Problem requirements — Write out the data again in full, exactly as it reads.

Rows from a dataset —
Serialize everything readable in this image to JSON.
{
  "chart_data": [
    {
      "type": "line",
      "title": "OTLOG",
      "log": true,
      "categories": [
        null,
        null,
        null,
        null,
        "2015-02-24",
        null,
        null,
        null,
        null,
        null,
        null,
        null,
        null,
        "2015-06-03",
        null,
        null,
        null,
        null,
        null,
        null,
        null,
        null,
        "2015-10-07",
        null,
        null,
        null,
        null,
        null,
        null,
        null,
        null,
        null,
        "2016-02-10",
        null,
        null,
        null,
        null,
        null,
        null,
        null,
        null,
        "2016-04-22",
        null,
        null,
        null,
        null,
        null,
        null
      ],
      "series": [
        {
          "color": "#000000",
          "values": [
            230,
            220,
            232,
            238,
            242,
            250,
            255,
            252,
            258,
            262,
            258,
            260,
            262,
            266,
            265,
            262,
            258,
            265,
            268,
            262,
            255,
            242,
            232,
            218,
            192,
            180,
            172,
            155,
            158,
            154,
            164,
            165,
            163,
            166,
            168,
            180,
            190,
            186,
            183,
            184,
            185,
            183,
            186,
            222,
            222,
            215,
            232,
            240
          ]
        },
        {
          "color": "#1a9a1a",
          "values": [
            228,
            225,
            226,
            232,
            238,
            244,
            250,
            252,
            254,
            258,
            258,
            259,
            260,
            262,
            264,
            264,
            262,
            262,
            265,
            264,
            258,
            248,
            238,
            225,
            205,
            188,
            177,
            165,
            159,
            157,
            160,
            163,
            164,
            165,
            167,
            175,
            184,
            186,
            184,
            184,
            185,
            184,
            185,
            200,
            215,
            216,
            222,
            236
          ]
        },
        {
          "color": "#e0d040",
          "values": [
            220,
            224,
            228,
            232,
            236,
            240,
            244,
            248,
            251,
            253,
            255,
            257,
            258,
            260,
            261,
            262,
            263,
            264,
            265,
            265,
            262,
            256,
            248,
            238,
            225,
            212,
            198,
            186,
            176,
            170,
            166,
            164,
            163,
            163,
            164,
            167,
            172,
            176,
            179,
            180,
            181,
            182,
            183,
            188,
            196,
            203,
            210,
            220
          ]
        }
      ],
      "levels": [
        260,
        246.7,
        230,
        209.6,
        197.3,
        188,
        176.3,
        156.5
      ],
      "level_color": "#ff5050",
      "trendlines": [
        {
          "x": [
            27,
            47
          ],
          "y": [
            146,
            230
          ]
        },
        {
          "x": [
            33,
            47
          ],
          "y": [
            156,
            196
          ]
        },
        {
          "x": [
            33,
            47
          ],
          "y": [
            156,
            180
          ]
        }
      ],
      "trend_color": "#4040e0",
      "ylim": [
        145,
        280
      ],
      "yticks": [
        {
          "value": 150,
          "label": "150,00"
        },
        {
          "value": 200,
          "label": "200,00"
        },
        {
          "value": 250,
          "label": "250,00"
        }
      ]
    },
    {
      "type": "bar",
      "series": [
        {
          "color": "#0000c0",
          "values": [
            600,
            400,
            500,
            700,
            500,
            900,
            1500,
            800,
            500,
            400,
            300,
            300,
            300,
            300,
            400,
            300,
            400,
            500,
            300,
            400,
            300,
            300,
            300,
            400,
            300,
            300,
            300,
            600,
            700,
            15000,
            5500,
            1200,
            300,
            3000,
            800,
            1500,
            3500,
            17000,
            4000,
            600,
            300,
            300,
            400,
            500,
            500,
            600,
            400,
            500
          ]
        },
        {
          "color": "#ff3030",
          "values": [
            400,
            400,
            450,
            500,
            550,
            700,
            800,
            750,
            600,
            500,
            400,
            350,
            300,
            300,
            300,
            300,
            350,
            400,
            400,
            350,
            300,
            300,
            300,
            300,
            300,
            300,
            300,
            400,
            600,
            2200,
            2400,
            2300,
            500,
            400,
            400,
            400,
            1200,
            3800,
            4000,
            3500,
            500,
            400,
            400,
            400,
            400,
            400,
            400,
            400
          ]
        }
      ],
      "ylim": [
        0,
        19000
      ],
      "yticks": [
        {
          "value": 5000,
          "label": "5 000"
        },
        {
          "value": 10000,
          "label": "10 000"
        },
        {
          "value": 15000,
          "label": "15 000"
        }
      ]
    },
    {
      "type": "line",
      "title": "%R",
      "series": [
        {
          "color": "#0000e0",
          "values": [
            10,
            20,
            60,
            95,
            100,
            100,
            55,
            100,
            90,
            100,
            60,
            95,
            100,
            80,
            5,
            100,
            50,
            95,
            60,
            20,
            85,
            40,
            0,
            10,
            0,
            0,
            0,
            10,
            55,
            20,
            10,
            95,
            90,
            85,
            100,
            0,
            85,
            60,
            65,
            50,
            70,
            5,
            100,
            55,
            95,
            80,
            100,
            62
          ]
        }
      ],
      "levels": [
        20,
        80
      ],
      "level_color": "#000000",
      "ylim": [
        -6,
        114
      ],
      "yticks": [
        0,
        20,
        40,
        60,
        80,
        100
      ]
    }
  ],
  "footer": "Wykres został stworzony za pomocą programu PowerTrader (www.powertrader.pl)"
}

Solution for this task —
Serialize everything readable in this image to JSON.
{
  "chart_data": [
    {
      "type": "line",
      "title": "OTLOG",
      "log": true,
      "categories": [
        null,
        null,
        null,
        null,
        "2015-02-24",
        null,
        null,
        null,
        null,
        null,
        null,
        null,
        null,
        "2015-06-03",
        null,
        null,
        null,
        null,
        null,
        null,
        null,
        null,
        "2015-10-07",
        null,
        null,
        null,
        null,
        null,
        null,
        null,
        null,
        null,
        "2016-02-10",
        null,
        null,
        null,
        null,
        null,
        null,
        null,
        null,
        "2016-04-22",
        null,
        null,
        null,
        null,
        null,
        null
      ],
      "series": [
        {
          "color": "#000000",
          "values": [
            230,
            220,
            232,
            238,
            242,
            250,
            255,
            252,
            258,
            262,
            258,
            260,
            262,
            266,
            265,
            262,
            258,
            265,
            268,
            262,
            255,
            242,
            232,
            218,
            192,
            180,
            172,
            155,
            158,
            154,
            164,
            165,
            163,
            166,
            168,
            180,
            190,
            186,
            183,
            184,
            185,
            183,
            186,
            222,
            222,
            215,
            232,
            240
          ]
        },
        {
          "color": "#1a9a1a",
          "values": [
            228,
            225,
            226,
            232,
            238,
            244,
            250,
            252,
            254,
            258,
            258,
            259,
            260,
            262,
            264,
            264,
            262,
            262,
            265,
            264,
            258,
            248,
            238,
            225,
            205,
            188,
            177,
            165,
            159,
            157,
            160,
            163,
            164,
            165,
            167,
            175,
            184,
            186,
            184,
            184,
            185,
            184,
            185,
            200,
            215,
            216,
            222,
            236
          ]
        },
        {
          "color": "#e0d040",
          "values": [
            220,
            224,
            228,
            232,
            236,
            240,
            244,
            248,
            251,
            253,
            255,
            257,
            258,
            260,
            261,
            262,
            263,
            264,
            265,
            265,
            262,
            256,
            248,
            238,
            225,
            212,
            198,
            186,
            176,
            170,
            166,
            164,
            163,
            163,
            164,
            167,
            172,
            176,
            179,
            180,
            181,
            182,
            183,
            188,
            196,
            203,
            210,
            220
          ]
        }
      ],
      "levels": [
        260,
        246.7,
        230,
        209.6,
        197.3,
        188,
        176.3,
        156.5
      ],
      "level_color": "#ff5050",
      "trendlines": [
        {
          "x": [
            27,
            47
          ],
          "y": [
            146,
            230
          ]
        },
        {
          "x": [
            33,
            47
          ],
          "y": [
            156,
            196
          ]
        },
        {
          "x": [
            33,
            47
          ],
          "y": [
            156,
            180
          ]
        }
      ],
      "trend_color": "#4040e0",
      "ylim": [
        145,
        280
      ],
      "yticks": [
        {
          "value": 150,
          "label": "150,00"
        },
        {
          "value": 200,
          "label": "200,00"
        },
        {
          "value": 250,
          "label": "250,00"
        }
      ]
    },
    {
      "type": "bar",
      "series": [
        {
          "color": "#0000c0",
          "values": [
            600,
            400,
            500,
            700,
            500,
            900,
            1500,
            800,
            500,
            400,
            300,
            300,
            300,
            300,
            400,
            300,
            400,
            500,
            300,
            400,
            300,
            300,
            300,
            400,
            300,
            300,
            300,
            600,
            700,
            15000,
            5500,
            1200,
            300,
            3000,
            800,
            1500,
            3500,
            17000,
            4000,
            600,
            300,
            300,
            400,
            500,
            500,
            600,
            400,
            500
          ]
        },
        {
          "color": "#ff3030",
          "values": [
            400,
            400,
            450,
            500,
            550,
            700,
            800,
            750,
            600,
            500,
            400,
            350,
            300,
            300,
            300,
            300,
            350,
            400,
            400,
            350,
            300,
            300,
            300,
            300,
            300,
            300,
            300,
            400,
            600,
            2200,
            2400,
            2300,
            500,
            400,
            400,
            400,
            1200,
            3800,
            4000,
            3500,
            500,
            400,
            400,
            400,
            400,
            400,
            400,
            400
          ]
        }
      ],
      "ylim": [
        0,
        19000
      ],
      "yticks": [
        {
          "value": 5000,
          "label": "5 000"
        },
        {
          "value": 10000,
          "label": "10 000"
        },
        {
          "value": 15000,
          "label": "15 000"
        }
      ]
    },
    {
      "type": "line",
      "title": "%R",
      "series": [
        {
          "color": "#0000e0",
          "values": [
            10,
            20,
            60,
            95,
            100,
            100,
            55,
            100,
            90,
            100,
            60,
            95,
            100,
            80,
            5,
            100,
            50,
            95,
            60,
            20,
            85,
            40,
            0,
            10,
            0,
            0,
            0,
            10,
            55,
            20,
            10,
            95,
            90,
            85,
            100,
            0,
            85,
            60,
            65,
            50,
            70,
            5,
            100,
            55,
            95,
            80,
            100,
            62
          ]
        }
      ],
      "levels": [
        20,
        80
      ],
      "level_color": "#000000",
      "ylim": [
        -6,
        114
      ],
      "yticks": [
        0,
        20,
        40,
        60,
        80,
        100
      ]
    }
  ],
  "footer": "Wykres został stworzony za pomocą programu PowerTrader (www.powertrader.pl)"
}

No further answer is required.